**MATERIAL SHOWN**
______________________________

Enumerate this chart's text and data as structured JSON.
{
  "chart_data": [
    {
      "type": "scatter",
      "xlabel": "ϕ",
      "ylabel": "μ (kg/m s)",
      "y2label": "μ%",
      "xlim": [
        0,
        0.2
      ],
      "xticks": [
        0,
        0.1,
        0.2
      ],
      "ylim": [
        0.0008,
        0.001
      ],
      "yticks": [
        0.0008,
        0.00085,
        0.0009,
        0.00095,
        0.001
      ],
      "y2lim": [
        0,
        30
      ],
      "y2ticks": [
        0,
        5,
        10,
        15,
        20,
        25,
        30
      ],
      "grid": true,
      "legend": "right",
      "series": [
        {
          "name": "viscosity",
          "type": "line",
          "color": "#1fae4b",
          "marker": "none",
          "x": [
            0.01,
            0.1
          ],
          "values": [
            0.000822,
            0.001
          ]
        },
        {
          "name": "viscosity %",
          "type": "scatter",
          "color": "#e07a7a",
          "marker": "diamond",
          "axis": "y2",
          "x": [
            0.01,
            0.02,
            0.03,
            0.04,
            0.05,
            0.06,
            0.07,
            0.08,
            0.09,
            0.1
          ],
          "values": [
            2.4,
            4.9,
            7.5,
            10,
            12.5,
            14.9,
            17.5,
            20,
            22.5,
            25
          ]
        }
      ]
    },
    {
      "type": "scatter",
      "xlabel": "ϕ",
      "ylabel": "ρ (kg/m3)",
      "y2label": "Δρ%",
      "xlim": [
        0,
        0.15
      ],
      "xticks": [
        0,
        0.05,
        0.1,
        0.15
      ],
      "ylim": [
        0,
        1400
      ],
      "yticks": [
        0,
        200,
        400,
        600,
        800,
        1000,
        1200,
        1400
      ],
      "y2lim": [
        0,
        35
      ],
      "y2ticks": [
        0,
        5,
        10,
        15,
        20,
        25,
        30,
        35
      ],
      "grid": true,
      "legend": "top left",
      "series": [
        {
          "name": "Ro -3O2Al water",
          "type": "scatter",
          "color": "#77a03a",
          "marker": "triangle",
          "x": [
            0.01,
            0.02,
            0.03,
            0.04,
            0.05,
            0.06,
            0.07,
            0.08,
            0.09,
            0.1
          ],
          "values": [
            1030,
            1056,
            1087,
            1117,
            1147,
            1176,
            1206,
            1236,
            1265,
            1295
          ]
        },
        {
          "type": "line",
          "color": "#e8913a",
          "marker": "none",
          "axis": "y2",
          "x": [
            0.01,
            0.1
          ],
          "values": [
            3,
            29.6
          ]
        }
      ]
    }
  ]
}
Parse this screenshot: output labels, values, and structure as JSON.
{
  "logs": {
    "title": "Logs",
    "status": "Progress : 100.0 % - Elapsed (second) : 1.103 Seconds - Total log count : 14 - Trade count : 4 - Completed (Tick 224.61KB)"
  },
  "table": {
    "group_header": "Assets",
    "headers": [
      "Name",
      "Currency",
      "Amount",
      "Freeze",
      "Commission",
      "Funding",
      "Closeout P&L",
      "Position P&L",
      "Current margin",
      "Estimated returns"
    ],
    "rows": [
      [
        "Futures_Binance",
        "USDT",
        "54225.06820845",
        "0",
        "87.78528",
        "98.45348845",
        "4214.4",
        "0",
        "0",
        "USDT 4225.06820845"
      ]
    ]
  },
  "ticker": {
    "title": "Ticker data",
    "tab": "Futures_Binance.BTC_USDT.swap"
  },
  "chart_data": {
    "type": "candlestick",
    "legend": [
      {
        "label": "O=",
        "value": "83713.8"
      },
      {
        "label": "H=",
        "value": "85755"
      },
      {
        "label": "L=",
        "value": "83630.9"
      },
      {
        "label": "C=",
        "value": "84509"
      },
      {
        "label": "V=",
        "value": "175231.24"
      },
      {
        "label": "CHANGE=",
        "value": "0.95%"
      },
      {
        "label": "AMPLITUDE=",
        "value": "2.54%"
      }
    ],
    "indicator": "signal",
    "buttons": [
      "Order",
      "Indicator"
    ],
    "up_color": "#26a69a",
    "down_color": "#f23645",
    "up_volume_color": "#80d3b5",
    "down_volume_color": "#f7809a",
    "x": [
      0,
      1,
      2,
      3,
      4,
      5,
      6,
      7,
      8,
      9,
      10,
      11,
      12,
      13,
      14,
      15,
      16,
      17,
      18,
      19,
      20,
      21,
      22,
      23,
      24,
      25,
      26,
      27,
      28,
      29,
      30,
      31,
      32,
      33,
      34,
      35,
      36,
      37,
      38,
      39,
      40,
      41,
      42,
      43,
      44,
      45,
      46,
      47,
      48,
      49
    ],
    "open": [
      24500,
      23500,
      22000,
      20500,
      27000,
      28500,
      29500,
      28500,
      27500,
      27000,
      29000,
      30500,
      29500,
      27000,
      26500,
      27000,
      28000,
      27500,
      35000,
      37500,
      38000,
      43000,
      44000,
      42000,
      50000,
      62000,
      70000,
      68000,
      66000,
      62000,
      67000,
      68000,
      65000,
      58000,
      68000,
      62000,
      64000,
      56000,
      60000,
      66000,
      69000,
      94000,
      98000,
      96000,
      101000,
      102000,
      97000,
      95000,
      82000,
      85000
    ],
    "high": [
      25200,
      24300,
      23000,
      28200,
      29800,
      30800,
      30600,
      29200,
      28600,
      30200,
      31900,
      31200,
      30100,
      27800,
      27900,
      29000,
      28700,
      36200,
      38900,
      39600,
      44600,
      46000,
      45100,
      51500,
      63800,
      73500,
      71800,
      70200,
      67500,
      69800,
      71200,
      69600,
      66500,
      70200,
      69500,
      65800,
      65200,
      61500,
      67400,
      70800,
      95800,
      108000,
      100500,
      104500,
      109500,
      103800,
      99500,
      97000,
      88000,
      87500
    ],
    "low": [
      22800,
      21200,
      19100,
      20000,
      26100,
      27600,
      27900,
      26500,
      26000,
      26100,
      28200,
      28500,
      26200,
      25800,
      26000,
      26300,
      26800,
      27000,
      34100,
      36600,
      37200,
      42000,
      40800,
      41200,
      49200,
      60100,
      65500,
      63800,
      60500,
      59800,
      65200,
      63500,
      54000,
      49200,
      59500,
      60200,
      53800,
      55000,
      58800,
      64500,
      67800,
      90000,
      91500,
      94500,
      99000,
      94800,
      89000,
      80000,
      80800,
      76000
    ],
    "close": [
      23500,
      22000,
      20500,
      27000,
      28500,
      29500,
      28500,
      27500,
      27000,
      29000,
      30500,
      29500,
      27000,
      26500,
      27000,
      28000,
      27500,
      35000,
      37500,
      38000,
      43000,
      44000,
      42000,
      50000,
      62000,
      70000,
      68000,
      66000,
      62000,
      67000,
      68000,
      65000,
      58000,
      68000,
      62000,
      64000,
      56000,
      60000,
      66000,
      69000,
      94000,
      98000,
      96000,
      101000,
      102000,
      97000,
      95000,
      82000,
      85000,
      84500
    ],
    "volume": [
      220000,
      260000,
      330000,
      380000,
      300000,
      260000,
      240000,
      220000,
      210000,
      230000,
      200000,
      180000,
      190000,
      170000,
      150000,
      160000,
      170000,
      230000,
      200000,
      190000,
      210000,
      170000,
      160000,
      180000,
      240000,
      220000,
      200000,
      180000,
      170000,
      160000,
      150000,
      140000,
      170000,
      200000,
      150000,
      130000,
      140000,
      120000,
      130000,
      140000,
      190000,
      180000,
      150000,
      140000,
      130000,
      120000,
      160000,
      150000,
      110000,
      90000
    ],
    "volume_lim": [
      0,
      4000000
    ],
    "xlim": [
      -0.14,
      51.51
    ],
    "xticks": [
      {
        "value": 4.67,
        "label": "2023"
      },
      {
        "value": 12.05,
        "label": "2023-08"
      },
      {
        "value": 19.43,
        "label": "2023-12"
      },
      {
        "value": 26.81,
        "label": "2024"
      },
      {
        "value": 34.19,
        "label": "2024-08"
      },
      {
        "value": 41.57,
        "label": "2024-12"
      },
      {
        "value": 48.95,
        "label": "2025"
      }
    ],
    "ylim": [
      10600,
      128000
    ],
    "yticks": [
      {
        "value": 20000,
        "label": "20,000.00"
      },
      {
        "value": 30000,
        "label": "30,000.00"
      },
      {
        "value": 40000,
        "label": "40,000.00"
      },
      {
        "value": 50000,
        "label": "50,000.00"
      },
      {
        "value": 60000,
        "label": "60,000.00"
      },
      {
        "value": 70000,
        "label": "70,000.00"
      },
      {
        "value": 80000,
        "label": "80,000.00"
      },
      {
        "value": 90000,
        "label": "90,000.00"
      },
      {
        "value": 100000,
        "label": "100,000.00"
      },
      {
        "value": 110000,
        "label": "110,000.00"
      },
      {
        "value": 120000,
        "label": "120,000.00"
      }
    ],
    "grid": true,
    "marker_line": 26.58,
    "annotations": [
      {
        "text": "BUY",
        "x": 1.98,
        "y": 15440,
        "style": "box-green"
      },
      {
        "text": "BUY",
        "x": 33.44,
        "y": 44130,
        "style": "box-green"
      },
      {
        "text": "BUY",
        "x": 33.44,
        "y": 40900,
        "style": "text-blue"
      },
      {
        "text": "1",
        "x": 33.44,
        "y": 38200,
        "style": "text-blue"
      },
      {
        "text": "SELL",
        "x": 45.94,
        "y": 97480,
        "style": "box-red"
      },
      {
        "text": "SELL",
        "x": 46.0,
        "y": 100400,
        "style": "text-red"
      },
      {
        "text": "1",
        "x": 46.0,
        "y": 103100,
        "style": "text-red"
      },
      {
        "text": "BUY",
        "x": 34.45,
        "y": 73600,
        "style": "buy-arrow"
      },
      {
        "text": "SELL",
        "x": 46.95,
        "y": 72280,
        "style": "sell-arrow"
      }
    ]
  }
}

______________________________

**PROBLEM TO SOLVE**
Note how many lines in the material hold the word "legend", and give that number with nothing added.

**EXERCISE ANSWER**
3